TASK REQUIREMENTS:
Copy the lines verbatim, beginning with the line that contains "Enumerate this screenshot's" and continuing through the end of the data, and only those lines.

━━━━━ DATA IN THIS EXERCISE

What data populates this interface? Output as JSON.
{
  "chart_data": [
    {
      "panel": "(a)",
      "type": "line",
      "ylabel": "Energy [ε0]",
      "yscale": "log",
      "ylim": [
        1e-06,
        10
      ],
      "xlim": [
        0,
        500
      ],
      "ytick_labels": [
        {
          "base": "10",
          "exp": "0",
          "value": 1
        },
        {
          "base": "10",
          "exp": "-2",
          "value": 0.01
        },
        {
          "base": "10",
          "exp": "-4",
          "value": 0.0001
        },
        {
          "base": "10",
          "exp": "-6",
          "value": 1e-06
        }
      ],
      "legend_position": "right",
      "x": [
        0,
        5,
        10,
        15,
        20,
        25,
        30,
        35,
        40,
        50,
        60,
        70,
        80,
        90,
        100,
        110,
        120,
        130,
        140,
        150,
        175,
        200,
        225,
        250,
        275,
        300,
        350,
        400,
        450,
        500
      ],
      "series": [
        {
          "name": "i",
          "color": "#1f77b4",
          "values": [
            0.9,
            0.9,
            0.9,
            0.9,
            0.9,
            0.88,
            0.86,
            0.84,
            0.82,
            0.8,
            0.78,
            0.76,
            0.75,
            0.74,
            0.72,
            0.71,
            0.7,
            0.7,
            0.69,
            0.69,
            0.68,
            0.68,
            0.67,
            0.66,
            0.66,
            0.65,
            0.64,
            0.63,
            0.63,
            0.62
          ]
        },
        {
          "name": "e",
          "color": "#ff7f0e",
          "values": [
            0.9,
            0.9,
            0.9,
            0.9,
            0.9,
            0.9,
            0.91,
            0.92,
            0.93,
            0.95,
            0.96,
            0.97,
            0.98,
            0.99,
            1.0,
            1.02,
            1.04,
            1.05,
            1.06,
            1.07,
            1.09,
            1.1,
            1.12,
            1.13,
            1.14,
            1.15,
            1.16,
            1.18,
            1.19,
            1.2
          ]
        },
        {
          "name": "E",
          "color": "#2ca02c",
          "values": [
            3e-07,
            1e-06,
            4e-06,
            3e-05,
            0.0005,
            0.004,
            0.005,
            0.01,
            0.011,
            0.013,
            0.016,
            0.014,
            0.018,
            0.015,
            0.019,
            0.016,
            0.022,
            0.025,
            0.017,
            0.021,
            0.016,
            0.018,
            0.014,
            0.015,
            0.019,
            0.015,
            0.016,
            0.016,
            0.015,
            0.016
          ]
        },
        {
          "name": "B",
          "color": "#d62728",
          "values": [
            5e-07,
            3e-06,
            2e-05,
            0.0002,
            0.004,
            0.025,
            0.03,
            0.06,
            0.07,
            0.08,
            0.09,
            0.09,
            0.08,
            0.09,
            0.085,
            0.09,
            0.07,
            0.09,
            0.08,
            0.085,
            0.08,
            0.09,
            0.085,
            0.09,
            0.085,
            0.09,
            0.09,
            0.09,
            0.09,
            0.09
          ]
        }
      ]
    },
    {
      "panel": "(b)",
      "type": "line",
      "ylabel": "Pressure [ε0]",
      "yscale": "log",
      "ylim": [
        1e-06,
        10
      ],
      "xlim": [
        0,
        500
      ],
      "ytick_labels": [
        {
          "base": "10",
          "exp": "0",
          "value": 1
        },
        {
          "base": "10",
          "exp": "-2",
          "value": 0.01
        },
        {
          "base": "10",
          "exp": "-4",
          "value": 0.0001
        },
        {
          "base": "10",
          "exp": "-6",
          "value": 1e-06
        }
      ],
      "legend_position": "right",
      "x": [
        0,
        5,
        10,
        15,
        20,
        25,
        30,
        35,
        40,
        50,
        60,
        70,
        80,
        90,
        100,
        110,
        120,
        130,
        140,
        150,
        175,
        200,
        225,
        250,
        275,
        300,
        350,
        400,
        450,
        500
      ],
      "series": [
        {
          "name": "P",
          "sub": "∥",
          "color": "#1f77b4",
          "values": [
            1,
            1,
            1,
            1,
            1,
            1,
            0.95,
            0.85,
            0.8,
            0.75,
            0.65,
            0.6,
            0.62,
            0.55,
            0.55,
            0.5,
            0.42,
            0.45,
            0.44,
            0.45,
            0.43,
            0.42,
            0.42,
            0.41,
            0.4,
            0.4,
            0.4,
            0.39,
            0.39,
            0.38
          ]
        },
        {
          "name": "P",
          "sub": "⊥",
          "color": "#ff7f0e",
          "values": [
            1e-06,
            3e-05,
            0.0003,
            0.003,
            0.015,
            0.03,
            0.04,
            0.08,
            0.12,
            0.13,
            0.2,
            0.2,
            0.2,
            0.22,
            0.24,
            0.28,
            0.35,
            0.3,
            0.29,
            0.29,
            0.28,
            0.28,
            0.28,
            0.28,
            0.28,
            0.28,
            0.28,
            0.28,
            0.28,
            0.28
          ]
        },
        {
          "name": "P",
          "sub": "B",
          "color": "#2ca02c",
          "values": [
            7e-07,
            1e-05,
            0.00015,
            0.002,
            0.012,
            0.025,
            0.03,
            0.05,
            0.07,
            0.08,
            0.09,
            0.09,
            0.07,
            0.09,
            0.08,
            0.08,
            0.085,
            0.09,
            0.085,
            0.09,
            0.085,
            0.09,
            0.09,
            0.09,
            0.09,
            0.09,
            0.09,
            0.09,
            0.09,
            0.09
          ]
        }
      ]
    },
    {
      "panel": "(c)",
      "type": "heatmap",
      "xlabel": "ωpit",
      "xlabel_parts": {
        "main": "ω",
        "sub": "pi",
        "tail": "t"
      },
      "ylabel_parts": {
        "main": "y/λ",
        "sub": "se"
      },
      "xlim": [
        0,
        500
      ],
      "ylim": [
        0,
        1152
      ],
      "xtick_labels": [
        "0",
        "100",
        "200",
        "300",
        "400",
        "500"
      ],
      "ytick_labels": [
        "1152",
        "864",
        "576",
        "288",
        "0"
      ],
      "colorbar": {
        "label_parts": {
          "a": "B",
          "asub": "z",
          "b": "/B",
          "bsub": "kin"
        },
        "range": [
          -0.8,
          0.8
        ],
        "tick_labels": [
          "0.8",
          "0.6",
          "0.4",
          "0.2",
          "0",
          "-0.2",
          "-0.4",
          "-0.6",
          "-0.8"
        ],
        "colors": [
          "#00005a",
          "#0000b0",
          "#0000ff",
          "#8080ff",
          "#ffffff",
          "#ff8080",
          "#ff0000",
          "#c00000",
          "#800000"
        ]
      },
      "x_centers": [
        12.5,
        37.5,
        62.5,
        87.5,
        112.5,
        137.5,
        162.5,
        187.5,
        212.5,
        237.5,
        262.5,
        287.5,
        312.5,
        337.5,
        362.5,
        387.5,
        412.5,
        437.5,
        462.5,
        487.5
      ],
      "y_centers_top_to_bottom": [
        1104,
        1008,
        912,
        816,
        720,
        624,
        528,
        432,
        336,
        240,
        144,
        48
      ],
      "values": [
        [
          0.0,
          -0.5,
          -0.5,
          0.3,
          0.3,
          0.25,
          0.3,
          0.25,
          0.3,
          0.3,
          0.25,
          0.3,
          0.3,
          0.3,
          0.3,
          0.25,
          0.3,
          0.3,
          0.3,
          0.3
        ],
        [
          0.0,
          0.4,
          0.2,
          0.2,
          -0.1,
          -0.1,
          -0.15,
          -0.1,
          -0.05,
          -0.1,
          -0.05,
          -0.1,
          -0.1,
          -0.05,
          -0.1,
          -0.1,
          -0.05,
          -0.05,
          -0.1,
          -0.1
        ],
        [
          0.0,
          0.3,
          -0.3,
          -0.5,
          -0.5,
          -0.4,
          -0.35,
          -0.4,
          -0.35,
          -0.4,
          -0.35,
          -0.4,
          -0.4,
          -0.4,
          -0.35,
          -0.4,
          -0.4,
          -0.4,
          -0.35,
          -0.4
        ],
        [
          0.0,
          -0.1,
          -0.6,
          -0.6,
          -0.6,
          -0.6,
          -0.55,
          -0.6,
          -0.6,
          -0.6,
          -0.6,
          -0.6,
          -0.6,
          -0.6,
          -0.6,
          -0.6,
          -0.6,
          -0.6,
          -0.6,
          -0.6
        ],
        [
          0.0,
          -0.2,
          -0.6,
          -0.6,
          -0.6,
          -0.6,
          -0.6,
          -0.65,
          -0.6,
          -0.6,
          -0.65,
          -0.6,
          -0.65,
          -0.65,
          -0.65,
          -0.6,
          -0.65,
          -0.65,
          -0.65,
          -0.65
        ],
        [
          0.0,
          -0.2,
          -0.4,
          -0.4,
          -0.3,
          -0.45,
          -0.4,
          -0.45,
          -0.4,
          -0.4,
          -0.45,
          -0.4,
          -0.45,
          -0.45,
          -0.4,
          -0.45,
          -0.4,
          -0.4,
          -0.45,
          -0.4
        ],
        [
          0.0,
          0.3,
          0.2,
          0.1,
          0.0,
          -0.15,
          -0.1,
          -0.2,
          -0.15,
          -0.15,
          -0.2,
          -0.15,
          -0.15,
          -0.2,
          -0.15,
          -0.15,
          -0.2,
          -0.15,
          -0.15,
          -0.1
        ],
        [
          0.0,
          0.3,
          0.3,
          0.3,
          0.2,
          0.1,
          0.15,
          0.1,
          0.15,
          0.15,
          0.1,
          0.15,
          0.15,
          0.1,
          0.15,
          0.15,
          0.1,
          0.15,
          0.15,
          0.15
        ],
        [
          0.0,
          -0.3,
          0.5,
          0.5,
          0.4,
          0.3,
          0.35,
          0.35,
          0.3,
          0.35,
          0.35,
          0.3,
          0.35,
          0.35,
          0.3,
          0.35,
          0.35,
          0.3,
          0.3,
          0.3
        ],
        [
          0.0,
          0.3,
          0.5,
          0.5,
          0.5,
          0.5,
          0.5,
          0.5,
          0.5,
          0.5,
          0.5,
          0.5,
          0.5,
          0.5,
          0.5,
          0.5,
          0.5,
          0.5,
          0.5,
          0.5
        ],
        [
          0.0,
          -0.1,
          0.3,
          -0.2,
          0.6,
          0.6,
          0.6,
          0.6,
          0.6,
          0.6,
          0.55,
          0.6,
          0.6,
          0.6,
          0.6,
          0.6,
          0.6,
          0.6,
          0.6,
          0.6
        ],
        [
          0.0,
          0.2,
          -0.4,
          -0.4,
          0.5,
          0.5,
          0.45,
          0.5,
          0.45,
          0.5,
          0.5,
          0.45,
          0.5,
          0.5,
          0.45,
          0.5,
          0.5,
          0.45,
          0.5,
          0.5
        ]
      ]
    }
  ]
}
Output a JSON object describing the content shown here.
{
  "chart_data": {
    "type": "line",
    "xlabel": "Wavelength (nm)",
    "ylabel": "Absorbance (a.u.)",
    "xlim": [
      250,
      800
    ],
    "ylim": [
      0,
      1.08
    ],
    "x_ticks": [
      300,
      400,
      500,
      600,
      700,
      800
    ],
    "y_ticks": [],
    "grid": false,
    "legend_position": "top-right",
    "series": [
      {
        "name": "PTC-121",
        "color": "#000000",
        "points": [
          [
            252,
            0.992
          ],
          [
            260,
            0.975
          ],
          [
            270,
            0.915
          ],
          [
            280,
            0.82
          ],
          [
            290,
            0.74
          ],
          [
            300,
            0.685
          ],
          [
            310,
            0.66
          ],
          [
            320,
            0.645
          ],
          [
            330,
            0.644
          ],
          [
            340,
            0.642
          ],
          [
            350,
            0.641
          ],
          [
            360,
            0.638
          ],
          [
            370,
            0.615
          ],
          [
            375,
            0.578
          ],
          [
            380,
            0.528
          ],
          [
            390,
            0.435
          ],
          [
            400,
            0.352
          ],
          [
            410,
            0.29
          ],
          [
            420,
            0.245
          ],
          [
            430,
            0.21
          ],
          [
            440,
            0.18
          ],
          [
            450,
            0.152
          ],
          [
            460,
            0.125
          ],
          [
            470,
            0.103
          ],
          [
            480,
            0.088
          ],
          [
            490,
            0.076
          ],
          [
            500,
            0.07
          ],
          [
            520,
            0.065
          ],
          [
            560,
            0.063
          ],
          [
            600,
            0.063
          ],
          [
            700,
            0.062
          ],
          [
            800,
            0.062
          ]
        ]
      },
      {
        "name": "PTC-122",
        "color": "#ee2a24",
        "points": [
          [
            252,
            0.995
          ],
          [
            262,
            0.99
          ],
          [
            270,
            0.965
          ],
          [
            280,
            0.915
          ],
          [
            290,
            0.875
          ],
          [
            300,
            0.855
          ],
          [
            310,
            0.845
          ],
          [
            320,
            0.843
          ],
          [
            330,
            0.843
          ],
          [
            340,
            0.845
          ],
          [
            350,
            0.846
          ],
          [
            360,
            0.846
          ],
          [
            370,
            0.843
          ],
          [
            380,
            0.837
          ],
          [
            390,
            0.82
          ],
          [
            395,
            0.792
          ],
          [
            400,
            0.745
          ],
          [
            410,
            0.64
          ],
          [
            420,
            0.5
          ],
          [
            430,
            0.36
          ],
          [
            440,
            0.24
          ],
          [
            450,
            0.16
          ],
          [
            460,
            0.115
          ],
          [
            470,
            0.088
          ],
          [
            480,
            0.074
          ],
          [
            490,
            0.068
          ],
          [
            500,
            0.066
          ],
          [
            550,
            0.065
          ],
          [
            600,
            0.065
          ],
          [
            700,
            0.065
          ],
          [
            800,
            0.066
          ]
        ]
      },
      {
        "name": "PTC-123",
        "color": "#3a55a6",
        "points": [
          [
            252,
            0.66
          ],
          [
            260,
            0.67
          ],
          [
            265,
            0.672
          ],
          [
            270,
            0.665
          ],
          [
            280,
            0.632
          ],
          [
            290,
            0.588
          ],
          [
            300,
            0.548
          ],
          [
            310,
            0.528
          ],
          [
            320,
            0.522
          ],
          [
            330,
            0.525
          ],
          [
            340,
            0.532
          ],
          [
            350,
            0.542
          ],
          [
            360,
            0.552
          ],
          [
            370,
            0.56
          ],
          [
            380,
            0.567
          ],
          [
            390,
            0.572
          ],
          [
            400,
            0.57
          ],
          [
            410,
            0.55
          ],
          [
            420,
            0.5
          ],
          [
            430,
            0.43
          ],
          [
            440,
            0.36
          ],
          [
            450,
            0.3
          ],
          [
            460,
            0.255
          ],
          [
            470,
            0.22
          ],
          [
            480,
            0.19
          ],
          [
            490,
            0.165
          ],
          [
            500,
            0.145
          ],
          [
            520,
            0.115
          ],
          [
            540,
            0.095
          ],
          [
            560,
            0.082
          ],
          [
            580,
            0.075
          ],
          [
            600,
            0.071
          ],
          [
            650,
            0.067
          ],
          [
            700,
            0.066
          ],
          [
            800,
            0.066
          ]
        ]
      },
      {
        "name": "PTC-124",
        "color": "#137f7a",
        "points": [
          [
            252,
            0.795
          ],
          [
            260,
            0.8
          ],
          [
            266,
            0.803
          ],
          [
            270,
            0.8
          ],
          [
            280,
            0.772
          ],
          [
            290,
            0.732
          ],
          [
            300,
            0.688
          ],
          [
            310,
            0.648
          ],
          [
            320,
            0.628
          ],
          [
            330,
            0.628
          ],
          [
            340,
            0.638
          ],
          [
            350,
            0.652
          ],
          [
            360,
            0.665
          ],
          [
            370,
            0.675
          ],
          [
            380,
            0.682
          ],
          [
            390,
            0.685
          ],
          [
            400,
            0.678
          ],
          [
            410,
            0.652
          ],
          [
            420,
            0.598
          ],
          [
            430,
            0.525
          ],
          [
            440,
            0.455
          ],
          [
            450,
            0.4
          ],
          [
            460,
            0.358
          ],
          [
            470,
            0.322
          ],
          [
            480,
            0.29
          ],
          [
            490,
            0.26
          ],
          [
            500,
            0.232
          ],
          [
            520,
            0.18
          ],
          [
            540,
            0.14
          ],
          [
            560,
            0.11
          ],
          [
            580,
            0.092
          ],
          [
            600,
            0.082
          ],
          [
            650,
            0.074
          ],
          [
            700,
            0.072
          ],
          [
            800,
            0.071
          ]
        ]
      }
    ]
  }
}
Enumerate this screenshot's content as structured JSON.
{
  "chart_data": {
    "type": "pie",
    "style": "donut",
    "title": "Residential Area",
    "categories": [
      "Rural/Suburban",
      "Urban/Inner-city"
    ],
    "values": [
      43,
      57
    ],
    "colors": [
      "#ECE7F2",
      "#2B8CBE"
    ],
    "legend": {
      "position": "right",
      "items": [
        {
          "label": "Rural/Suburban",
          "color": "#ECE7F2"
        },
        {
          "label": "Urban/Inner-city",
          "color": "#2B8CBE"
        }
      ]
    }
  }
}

━━━━━━━━━━

RESPONSE TO THE TASK:
Enumerate this screenshot's content as structured JSON.
{
  "chart_data": {
    "type": "pie",
    "style": "donut",
    "title": "Residential Area",
    "categories": [
      "Rural/Suburban",
      "Urban/Inner-city"
    ],
    "values": [
      43,
      57
    ],
    "colors": [
      "#ECE7F2",
      "#2B8CBE"
    ],
    "legend": {
      "position": "right",
      "items": [
        {
          "label": "Rural/Suburban",
          "color": "#ECE7F2"
        },
        {
          "label": "Urban/Inner-city",
          "color": "#2B8CBE"
        }
      ]
    }
  }
}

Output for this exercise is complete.